WORK INSTRUCTIONS:
Can you quote the records below in full, word for word?

SUPPLIED ENTRIES:
-- BEGIN --

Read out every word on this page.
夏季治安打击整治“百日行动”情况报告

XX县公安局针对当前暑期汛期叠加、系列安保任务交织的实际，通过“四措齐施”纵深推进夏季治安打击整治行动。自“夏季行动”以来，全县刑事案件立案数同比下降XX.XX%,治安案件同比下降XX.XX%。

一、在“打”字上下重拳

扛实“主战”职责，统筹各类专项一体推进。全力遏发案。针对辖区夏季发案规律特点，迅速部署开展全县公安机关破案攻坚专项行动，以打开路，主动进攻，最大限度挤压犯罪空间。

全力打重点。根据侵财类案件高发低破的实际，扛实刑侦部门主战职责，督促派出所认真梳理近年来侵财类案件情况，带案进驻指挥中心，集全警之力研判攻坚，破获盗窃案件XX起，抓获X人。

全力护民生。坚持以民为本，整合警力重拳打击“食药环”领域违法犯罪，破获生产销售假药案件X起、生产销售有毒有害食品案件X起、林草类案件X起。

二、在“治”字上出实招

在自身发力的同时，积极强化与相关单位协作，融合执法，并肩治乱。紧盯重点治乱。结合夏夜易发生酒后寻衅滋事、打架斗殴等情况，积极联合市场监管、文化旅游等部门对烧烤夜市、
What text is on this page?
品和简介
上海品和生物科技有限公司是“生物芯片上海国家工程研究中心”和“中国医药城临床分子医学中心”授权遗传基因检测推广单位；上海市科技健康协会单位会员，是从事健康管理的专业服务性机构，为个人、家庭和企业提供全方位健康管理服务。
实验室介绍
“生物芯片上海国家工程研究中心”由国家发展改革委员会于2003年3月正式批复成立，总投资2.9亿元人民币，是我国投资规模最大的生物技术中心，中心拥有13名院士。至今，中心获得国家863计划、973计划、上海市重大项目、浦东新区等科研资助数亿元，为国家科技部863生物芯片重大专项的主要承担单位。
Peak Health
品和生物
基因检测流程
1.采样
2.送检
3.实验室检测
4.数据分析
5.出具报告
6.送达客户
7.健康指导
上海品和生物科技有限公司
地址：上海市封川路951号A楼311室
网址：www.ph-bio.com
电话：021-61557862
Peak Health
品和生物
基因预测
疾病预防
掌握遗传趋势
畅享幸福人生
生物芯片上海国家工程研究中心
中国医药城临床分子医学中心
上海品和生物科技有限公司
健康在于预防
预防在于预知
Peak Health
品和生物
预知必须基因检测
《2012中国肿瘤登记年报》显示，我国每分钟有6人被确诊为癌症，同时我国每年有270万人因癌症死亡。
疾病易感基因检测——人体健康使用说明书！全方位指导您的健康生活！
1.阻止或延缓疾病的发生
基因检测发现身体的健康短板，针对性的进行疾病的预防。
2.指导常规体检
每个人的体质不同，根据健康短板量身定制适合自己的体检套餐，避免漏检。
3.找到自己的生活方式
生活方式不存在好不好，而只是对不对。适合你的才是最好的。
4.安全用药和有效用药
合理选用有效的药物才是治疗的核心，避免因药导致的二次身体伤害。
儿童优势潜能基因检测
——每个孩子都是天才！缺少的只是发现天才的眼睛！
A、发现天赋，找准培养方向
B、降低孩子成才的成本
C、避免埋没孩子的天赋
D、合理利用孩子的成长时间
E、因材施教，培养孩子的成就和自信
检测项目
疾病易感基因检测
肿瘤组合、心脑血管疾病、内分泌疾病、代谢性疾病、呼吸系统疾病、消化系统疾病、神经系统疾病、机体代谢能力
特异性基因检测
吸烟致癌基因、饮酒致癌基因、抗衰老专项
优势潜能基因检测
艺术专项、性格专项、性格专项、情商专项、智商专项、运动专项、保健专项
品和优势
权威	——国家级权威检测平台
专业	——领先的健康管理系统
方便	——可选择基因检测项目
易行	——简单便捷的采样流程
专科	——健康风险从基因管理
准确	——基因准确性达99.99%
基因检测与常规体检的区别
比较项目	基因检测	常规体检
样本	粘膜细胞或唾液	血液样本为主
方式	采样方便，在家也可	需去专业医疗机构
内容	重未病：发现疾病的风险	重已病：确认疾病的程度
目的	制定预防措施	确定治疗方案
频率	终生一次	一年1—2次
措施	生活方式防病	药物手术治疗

-- END --

EXERCISE SOLUTION:
Read out every word on this page.
夏季治安打击整治“百日行动”情况报告

XX县公安局针对当前暑期汛期叠加、系列安保任务交织的实际，通过“四措齐施”纵深推进夏季治安打击整治行动。自“夏季行动”以来，全县刑事案件立案数同比下降XX.XX%,治安案件同比下降XX.XX%。

一、在“打”字上下重拳

扛实“主战”职责，统筹各类专项一体推进。全力遏发案。针对辖区夏季发案规律特点，迅速部署开展全县公安机关破案攻坚专项行动，以打开路，主动进攻，最大限度挤压犯罪空间。

全力打重点。根据侵财类案件高发低破的实际，扛实刑侦部门主战职责，督促派出所认真梳理近年来侵财类案件情况，带案进驻指挥中心，集全警之力研判攻坚，破获盗窃案件XX起，抓获X人。

全力护民生。坚持以民为本，整合警力重拳打击“食药环”领域违法犯罪，破获生产销售假药案件X起、生产销售有毒有害食品案件X起、林草类案件X起。

二、在“治”字上出实招

在自身发力的同时，积极强化与相关单位协作，融合执法，并肩治乱。紧盯重点治乱。结合夏夜易发生酒后寻衅滋事、打架斗殴等情况，积极联合市场监管、文化旅游等部门对烧烤夜市、
What text is on this page?
品和简介
上海品和生物科技有限公司是“生物芯片上海国家工程研究中心”和“中国医药城临床分子医学中心”授权遗传基因检测推广单位；上海市科技健康协会单位会员，是从事健康管理的专业服务性机构，为个人、家庭和企业提供全方位健康管理服务。
实验室介绍
“生物芯片上海国家工程研究中心”由国家发展改革委员会于2003年3月正式批复成立，总投资2.9亿元人民币，是我国投资规模最大的生物技术中心，中心拥有13名院士。至今，中心获得国家863计划、973计划、上海市重大项目、浦东新区等科研资助数亿元，为国家科技部863生物芯片重大专项的主要承担单位。
Peak Health
品和生物
基因检测流程
1.采样
2.送检
3.实验室检测
4.数据分析
5.出具报告
6.送达客户
7.健康指导
上海品和生物科技有限公司
地址：上海市封川路951号A楼311室
网址：www.ph-bio.com
电话：021-61557862
Peak Health
品和生物
基因预测
疾病预防
掌握遗传趋势
畅享幸福人生
生物芯片上海国家工程研究中心
中国医药城临床分子医学中心
上海品和生物科技有限公司
健康在于预防
预防在于预知
Peak Health
品和生物
预知必须基因检测
《2012中国肿瘤登记年报》显示，我国每分钟有6人被确诊为癌症，同时我国每年有270万人因癌症死亡。
疾病易感基因检测——人体健康使用说明书！全方位指导您的健康生活！
1.阻止或延缓疾病的发生
基因检测发现身体的健康短板，针对性的进行疾病的预防。
2.指导常规体检
每个人的体质不同，根据健康短板量身定制适合自己的体检套餐，避免漏检。
3.找到自己的生活方式
生活方式不存在好不好，而只是对不对。适合你的才是最好的。
4.安全用药和有效用药
合理选用有效的药物才是治疗的核心，避免因药导致的二次身体伤害。
儿童优势潜能基因检测
——每个孩子都是天才！缺少的只是发现天才的眼睛！
A、发现天赋，找准培养方向
B、降低孩子成才的成本
C、避免埋没孩子的天赋
D、合理利用孩子的成长时间
E、因材施教，培养孩子的成就和自信
检测项目
疾病易感基因检测
肿瘤组合、心脑血管疾病、内分泌疾病、代谢性疾病、呼吸系统疾病、消化系统疾病、神经系统疾病、机体代谢能力
特异性基因检测
吸烟致癌基因、饮酒致癌基因、抗衰老专项
优势潜能基因检测
艺术专项、性格专项、性格专项、情商专项、智商专项、运动专项、保健专项
品和优势
权威	——国家级权威检测平台
专业	——领先的健康管理系统
方便	——可选择基因检测项目
易行	——简单便捷的采样流程
专科	——健康风险从基因管理
准确	——基因准确性达99.99%
基因检测与常规体检的区别
比较项目	基因检测	常规体检
样本	粘膜细胞或唾液	血液样本为主
方式	采样方便，在家也可	需去专业医疗机构
内容	重未病：发现疾病的风险	重已病：确认疾病的程度
目的	制定预防措施	确定治疗方案
频率	终生一次	一年1—2次
措施	生活方式防病	药物手术治疗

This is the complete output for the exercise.